* BEGIN The records *
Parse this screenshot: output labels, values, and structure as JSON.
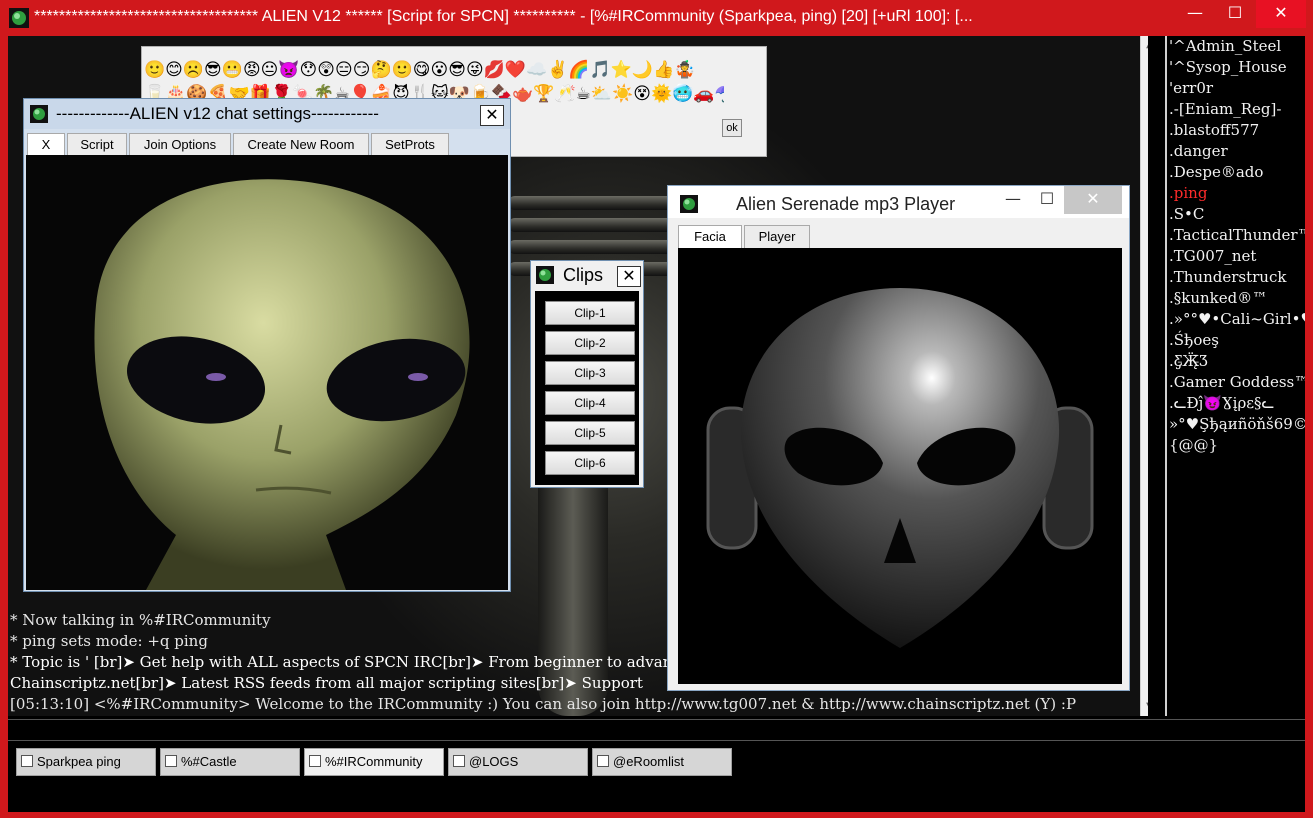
{
  "window": {
    "title": "************************************ ALIEN V12 ****** [Script for SPCN] ********** - [%#IRCommunity (Sparkpea, ping) [20] [+uRl 100]: [...",
    "minimize_label": "—",
    "maximize_label": "☐",
    "close_label": "✕"
  },
  "colors": {
    "titlebar": "#d0181c",
    "nick_highlight": "#ff2b2b",
    "chat_text": "#e6e6e6"
  },
  "emoticons": {
    "row1": "🙂😊☹️😎😬😡😐👿😯😲😑😏🤔🙂😋😮😎😜💋❤️☁️✌️🌈🎵⭐🌙👍🤹",
    "row2": "🥛🎂🍪🍕🤝🎁🌹🍬🌴☕🎈🍰😈🍴🐱🐶🍺🍫🫖🏆🥂☕⛅☀️😵🌞🥶🚗☂️🎂🍸🌏😆",
    "ok_label": "ok"
  },
  "settings_dialog": {
    "title": "-------------ALIEN v12 chat settings------------",
    "close_label": "✕",
    "tabs": [
      {
        "label": "X"
      },
      {
        "label": "Script"
      },
      {
        "label": "Join Options"
      },
      {
        "label": "Create New Room"
      },
      {
        "label": "SetProts"
      }
    ]
  },
  "clips": {
    "title": "Clips",
    "close_label": "✕",
    "buttons": [
      "Clip-1",
      "Clip-2",
      "Clip-3",
      "Clip-4",
      "Clip-5",
      "Clip-6"
    ]
  },
  "player": {
    "title": "Alien Serenade mp3 Player",
    "minimize_label": "—",
    "maximize_label": "☐",
    "close_label": "✕",
    "tabs": [
      {
        "label": "Facia"
      },
      {
        "label": "Player"
      }
    ]
  },
  "chat": {
    "lines": [
      "* Now talking in %#IRCommunity",
      "* ping sets mode: +q ping",
      "* Topic is ' [br]➤ Get help with ALL aspects of SPCN IRC[br]➤ From beginner to advan",
      "   Chainscriptz.net[br]➤ Latest RSS feeds from all major scripting sites[br]➤ Support",
      "[05:13:10] <%#IRCommunity> Welcome to the IRCommunity :) You can also join http://www.tg007.net & http://www.chainscriptz.net (Y) :P"
    ]
  },
  "nicklist": [
    {
      "nick": "'^Admin_Steel"
    },
    {
      "nick": "'^Sysop_House"
    },
    {
      "nick": "'err0r"
    },
    {
      "nick": ".-[Eniam_Reg]-"
    },
    {
      "nick": ".blastoff577"
    },
    {
      "nick": ".danger"
    },
    {
      "nick": ".Despe®ado"
    },
    {
      "nick": ".ping",
      "highlight": true
    },
    {
      "nick": ".S•C"
    },
    {
      "nick": ".TacticalThunder™"
    },
    {
      "nick": ".TG007_net"
    },
    {
      "nick": ".Thunderstruck"
    },
    {
      "nick": ".§kunked®™"
    },
    {
      "nick": ".»°°♥•Cali~Girl•♥°"
    },
    {
      "nick": ".Śђoeş"
    },
    {
      "nick": ".Ƹ̵̡Ӝ̵̨̄Ʒ"
    },
    {
      "nick": ".Gamer Goddess™"
    },
    {
      "nick": ".ᓚĐĵ😈Ɣįρε§ᓚ"
    },
    {
      "nick": "»°♥Şђąиñöňš69©"
    },
    {
      "nick": "{@@}"
    }
  ],
  "switchbar": [
    {
      "label": "Sparkpea ping",
      "active": false
    },
    {
      "label": "%#Castle",
      "active": false
    },
    {
      "label": "%#IRCommunity",
      "active": true
    },
    {
      "label": "@LOGS",
      "active": false
    },
    {
      "label": "@eRoomlist",
      "active": false
    }
  ]
}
* END The records *
What is being asked
Gather and return every line that holds the string "ping".

Response below
    "title": "************************************ ALIEN V12 ****** [Script for SPCN] ********** - [%#IRCommunity (Sparkpea, ping) [20] [+uRl 100]: [...",
      "* ping sets mode: +q ping",
      "nick": ".ping",
      "label": "Sparkpea ping",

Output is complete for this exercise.